**Stated problem**
Show all lines that include the string "true"; copy each one.

**Excerpted data**
== == ==
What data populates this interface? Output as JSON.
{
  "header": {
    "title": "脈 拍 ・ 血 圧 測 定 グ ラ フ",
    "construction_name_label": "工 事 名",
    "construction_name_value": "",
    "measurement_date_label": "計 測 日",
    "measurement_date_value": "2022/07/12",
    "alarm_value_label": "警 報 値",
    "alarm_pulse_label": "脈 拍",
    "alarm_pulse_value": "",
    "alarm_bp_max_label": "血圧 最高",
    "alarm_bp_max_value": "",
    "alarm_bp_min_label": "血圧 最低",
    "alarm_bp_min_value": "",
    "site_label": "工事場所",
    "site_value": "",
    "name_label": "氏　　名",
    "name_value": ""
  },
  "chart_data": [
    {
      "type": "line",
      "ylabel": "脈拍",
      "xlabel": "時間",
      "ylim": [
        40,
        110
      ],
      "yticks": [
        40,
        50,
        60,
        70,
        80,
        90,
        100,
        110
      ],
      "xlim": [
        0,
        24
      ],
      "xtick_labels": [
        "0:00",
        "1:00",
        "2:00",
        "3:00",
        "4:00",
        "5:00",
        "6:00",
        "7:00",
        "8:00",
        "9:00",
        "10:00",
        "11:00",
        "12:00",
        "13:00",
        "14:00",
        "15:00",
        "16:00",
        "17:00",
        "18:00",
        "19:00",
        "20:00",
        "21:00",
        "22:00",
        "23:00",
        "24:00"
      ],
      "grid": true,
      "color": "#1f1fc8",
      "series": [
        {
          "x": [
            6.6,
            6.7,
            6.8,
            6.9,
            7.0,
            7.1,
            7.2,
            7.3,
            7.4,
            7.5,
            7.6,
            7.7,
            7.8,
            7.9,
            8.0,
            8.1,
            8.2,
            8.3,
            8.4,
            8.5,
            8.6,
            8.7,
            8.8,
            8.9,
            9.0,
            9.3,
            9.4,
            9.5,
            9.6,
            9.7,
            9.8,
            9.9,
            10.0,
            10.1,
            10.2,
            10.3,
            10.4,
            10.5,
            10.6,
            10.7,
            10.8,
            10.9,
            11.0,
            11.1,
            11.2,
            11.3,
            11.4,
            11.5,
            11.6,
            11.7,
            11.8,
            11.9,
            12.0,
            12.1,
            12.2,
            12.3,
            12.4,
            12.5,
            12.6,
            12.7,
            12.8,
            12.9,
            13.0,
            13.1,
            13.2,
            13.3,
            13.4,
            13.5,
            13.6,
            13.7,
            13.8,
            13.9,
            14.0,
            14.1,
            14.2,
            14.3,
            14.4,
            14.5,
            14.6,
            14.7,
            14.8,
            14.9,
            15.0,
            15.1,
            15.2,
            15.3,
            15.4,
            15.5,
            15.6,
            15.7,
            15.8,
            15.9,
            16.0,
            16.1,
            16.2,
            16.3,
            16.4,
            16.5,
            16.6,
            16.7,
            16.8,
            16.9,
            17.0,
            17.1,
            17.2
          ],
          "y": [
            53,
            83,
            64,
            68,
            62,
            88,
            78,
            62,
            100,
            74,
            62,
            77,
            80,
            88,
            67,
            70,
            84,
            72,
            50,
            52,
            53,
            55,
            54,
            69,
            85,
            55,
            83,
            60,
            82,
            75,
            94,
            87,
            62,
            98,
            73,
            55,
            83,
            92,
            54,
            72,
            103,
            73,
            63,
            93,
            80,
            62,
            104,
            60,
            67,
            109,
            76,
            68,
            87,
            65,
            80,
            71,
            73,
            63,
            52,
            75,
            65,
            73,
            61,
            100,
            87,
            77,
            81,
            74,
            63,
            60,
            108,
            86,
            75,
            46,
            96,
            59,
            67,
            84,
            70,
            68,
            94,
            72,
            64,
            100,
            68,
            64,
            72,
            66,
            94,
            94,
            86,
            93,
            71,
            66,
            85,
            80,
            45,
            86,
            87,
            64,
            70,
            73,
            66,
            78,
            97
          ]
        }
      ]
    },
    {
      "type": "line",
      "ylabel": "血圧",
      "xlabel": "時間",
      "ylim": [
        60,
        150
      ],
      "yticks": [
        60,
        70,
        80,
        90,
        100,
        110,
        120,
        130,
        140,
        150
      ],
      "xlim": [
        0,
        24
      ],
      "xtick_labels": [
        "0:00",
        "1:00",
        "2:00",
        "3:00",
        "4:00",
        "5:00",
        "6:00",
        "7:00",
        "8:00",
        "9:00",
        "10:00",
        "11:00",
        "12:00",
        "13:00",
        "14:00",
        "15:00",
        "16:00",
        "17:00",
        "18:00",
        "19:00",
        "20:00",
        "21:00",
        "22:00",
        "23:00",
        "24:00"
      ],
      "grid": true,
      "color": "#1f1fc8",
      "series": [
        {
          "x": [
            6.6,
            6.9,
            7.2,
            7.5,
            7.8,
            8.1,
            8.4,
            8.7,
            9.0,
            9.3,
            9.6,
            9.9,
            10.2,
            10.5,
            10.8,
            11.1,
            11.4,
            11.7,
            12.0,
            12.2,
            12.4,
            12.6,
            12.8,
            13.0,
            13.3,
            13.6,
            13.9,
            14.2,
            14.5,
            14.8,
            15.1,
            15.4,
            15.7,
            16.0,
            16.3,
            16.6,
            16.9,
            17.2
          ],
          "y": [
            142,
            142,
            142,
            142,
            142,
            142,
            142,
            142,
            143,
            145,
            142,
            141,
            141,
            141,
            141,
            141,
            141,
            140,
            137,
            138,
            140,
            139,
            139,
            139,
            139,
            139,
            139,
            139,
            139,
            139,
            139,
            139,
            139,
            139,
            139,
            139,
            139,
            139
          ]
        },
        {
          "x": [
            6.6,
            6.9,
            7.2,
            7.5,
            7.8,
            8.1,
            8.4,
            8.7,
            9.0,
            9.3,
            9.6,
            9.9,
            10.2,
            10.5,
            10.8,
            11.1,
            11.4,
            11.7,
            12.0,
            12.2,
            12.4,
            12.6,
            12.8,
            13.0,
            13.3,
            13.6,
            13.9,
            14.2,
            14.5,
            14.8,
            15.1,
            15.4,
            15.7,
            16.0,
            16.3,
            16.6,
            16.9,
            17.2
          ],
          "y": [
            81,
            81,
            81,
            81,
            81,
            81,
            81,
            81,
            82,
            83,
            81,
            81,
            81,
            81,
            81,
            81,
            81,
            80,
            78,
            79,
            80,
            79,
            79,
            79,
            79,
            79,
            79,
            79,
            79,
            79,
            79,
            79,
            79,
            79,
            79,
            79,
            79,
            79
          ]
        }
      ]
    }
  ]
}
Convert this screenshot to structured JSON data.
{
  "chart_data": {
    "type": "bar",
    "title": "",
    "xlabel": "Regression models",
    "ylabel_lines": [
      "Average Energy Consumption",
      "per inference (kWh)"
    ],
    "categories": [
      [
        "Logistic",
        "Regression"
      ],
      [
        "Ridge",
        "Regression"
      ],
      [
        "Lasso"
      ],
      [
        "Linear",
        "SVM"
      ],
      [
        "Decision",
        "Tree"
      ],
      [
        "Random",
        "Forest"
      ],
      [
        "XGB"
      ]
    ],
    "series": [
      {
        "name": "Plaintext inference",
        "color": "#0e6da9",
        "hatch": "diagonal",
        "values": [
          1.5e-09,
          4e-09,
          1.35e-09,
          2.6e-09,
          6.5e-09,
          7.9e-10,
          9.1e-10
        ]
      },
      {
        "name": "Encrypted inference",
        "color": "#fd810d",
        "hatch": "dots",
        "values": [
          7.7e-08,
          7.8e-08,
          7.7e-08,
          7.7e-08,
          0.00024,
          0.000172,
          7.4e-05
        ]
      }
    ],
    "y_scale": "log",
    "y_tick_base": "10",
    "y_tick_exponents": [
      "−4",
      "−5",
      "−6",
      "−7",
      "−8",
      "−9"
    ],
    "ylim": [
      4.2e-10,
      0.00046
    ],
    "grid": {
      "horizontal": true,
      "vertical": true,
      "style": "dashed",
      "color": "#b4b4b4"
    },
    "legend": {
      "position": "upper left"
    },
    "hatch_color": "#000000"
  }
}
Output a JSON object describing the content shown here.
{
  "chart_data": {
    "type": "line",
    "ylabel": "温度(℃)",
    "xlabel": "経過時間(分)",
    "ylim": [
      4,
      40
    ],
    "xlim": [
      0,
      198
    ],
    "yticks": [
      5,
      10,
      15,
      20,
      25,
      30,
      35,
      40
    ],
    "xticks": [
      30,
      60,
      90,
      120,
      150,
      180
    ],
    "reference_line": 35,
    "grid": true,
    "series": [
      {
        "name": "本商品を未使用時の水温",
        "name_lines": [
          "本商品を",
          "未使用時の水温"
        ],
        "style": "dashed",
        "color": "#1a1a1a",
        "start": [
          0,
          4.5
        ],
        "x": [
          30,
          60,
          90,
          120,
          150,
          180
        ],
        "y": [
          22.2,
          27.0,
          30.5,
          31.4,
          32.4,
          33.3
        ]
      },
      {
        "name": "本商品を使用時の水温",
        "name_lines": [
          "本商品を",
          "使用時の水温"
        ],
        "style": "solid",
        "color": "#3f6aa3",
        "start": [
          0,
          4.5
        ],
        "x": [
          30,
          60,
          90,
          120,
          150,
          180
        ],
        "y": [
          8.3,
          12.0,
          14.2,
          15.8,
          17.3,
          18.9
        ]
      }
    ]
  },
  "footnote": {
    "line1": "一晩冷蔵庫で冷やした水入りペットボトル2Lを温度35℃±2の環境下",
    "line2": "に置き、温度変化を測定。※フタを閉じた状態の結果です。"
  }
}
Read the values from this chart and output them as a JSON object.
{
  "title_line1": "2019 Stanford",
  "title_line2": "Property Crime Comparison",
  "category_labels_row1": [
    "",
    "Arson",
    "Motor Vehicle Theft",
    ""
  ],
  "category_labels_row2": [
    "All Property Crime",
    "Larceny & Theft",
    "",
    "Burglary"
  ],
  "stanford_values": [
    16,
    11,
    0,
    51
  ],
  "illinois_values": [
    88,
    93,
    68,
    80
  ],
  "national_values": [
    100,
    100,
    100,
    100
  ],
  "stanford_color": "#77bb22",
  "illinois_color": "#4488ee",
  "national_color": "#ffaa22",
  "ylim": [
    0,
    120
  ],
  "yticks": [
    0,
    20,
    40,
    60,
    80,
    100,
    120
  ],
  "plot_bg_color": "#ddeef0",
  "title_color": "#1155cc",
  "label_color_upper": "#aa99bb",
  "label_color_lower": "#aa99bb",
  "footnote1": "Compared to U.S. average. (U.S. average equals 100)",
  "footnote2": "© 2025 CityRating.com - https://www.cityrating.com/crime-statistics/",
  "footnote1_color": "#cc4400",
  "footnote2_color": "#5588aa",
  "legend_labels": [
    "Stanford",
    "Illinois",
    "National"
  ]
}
== == ==
**Correct answer**
      "grid": true,
      "grid": true,
      "horizontal": true,
      "vertical": true,
    "grid": true,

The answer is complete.